→ What is expected
State only the count of lines in the listing below that hold "arrow".

→ Data excerpts

........

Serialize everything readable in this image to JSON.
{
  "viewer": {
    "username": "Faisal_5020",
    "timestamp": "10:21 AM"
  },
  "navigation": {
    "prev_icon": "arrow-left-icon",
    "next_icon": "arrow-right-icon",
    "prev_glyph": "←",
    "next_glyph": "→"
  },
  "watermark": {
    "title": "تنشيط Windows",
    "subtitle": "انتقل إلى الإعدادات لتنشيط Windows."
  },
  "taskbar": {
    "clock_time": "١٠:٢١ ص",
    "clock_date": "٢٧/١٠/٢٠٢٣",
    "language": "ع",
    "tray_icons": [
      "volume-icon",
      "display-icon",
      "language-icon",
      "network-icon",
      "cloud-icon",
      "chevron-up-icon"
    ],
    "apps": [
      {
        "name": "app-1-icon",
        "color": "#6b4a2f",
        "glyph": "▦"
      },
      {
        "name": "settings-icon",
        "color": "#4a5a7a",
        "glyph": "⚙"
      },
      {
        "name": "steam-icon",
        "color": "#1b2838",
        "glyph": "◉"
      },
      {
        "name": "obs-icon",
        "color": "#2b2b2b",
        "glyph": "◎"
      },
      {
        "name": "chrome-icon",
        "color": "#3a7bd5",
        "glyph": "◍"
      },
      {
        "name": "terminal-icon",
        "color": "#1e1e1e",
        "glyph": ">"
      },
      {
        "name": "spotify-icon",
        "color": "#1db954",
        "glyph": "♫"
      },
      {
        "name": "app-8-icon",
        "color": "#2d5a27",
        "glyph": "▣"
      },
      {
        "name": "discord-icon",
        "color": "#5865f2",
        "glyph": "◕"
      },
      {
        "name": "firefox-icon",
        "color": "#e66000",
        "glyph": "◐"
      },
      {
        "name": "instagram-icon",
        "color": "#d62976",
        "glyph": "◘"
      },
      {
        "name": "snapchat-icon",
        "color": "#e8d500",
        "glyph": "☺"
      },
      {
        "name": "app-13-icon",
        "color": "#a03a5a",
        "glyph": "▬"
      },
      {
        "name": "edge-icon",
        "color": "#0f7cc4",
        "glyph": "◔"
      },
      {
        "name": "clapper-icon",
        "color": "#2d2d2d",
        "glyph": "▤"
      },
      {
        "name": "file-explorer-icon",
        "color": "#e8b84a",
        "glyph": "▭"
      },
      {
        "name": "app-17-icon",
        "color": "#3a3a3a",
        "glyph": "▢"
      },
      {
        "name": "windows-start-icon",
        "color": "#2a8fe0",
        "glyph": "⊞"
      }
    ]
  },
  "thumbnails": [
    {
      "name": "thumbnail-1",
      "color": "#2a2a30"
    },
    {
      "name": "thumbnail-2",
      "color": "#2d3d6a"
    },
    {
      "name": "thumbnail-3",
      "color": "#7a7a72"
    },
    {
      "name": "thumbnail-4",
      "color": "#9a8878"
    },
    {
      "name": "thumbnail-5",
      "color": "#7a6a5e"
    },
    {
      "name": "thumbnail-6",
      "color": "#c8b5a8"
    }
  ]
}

........

→ Answer for the task
2